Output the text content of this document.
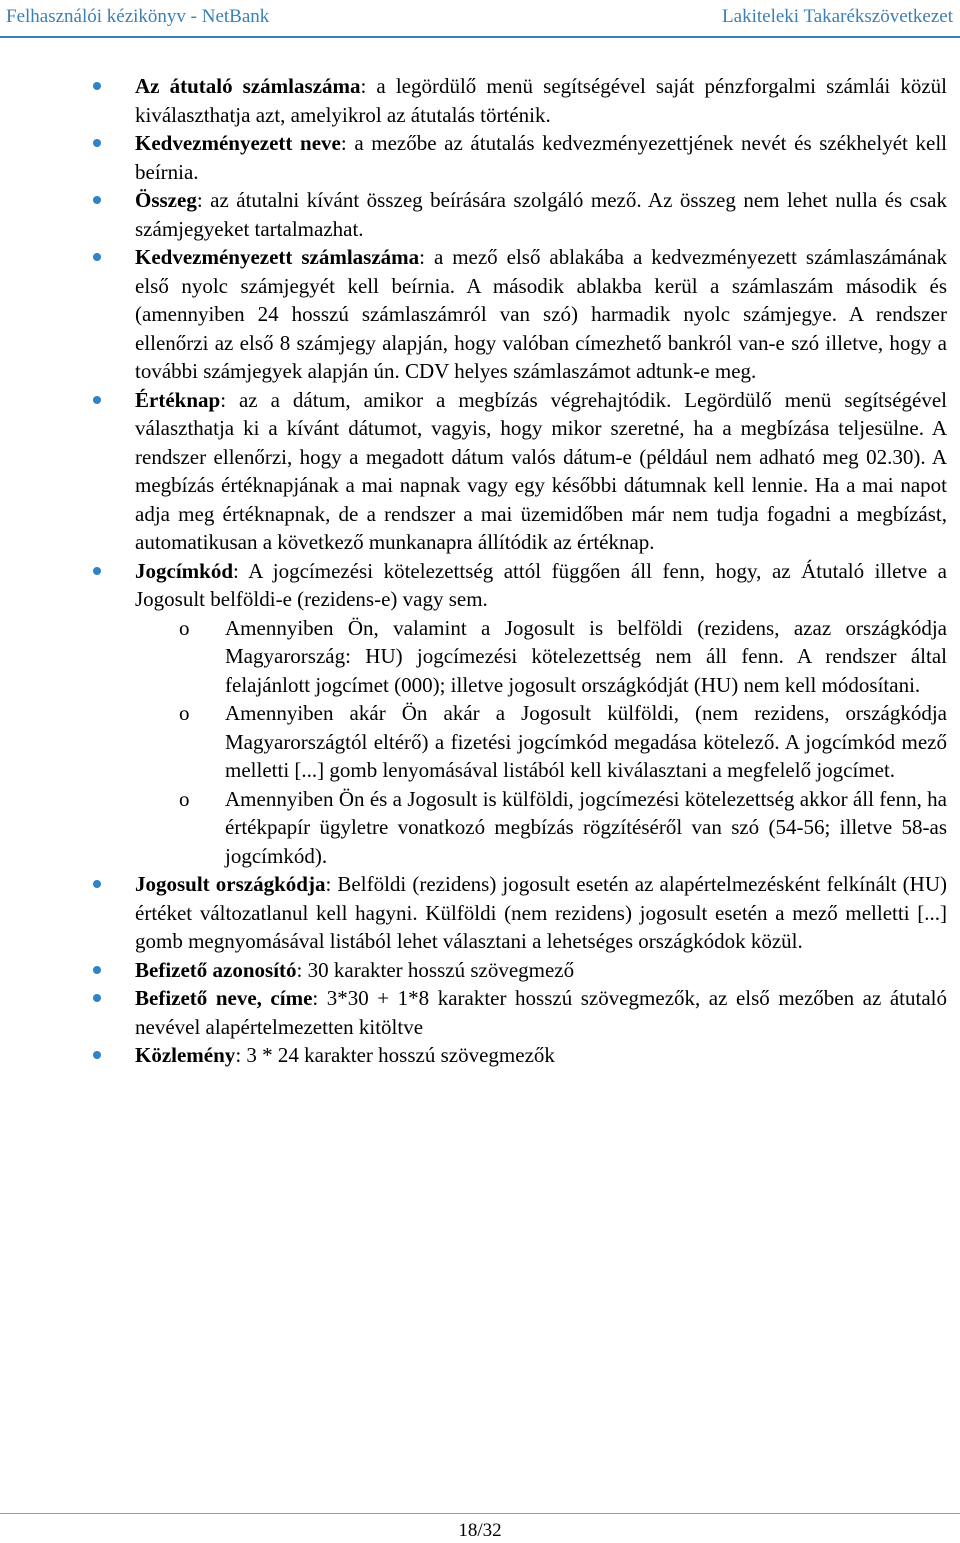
Felhasználói kézikönyv - NetBank	Lakiteleki Takarékszövetkezet
Az átutaló számlaszáma: a legördülő menü segítségével saját pénzforgalmi számlái közül kiválaszthatja azt, amelyikrol az átutalás történik.
Kedvezményezett neve: a mezőbe az átutalás kedvezményezettjének nevét és székhelyét kell beírnia.
Összeg: az átutalni kívánt összeg beírására szolgáló mező. Az összeg nem lehet nulla és csak számjegyeket tartalmazhat.
Kedvezményezett számlaszáma: a mező első ablakába a kedvezményezett számlaszámának első nyolc számjegyét kell beírnia. A második ablakba kerül a számlaszám második és (amennyiben 24 hosszú számlaszámról van szó) harmadik nyolc számjegye. A rendszer ellenőrzi az első 8 számjegy alapján, hogy valóban címezhető bankról van-e szó illetve, hogy a további számjegyek alapján ún. CDV helyes számlaszámot adtunk-e meg.
Értéknap: az a dátum, amikor a megbízás végrehajtódik. Legördülő menü segítségével választhatja ki a kívánt dátumot, vagyis, hogy mikor szeretné, ha a megbízása teljesülne. A rendszer ellenőrzi, hogy a megadott dátum valós dátum-e (például nem adható meg 02.30). A megbízás értéknapjának a mai napnak vagy egy későbbi dátumnak kell lennie. Ha a mai napot adja meg értéknapnak, de a rendszer a mai üzemidőben már nem tudja fogadni a megbízást, automatikusan a következő munkanapra állítódik az értéknap.
Jogcímkód: A jogcímezési kötelezettség attól függően áll fenn, hogy, az Átutaló illetve a Jogosult belföldi-e (rezidens-e) vagy sem.
o Amennyiben Ön, valamint a Jogosult is belföldi (rezidens, azaz országkódja Magyarország: HU) jogcímezési kötelezettség nem áll fenn. A rendszer által felajánlott jogcímet (000); illetve jogosult országkódját (HU) nem kell módosítani.
o Amennyiben akár Ön akár a Jogosult külföldi, (nem rezidens, országkódja Magyarországtól eltérő) a fizetési jogcímkód megadása kötelező. A jogcímkód mező melletti [...] gomb lenyomásával listából kell kiválasztani a megfelelő jogcímet.
o Amennyiben Ön és a Jogosult is külföldi, jogcímezési kötelezettség akkor áll fenn, ha értékpapír ügyletre vonatkozó megbízás rögzítéséről van szó (54-56; illetve 58-as jogcímkód).
Jogosult országkódja: Belföldi (rezidens) jogosult esetén az alapértelmezésként felkínált (HU) értéket változatlanul kell hagyni. Külföldi (nem rezidens) jogosult esetén a mező melletti [...] gomb megnyomásával listából lehet választani a lehetséges országkódok közül.
Befizető azonosító: 30 karakter hosszú szövegmező
Befizető neve, címe: 3*30 + 1*8 karakter hosszú szövegmezők, az első mezőben az átutaló nevével alapértelmezetten kitöltve
Közlemény: 3 * 24 karakter hosszú szövegmezők
18/32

────

WRITTEN INSTRUCTION => Copy in full each line that holds the word "segítségével".

EXERCISE ANSWER =>
Az átutaló számlaszáma: a legördülő menü segítségével saját pénzforgalmi számlái közül kiválaszthatja azt, amelyikrol az átutalás történik.
Értéknap: az a dátum, amikor a megbízás végrehajtódik. Legördülő menü segítségével választhatja ki a kívánt dátumot, vagyis, hogy mikor szeretné, ha a megbízása teljesülne. A rendszer ellenőrzi, hogy a megadott dátum valós dátum-e (például nem adható meg 02.30). A megbízás értéknapjának a mai napnak vagy egy későbbi dátumnak kell lennie. Ha a mai napot adja meg értéknapnak, de a rendszer a mai üzemidőben már nem tudja fogadni a megbízást, automatikusan a következő munkanapra állítódik az értéknap.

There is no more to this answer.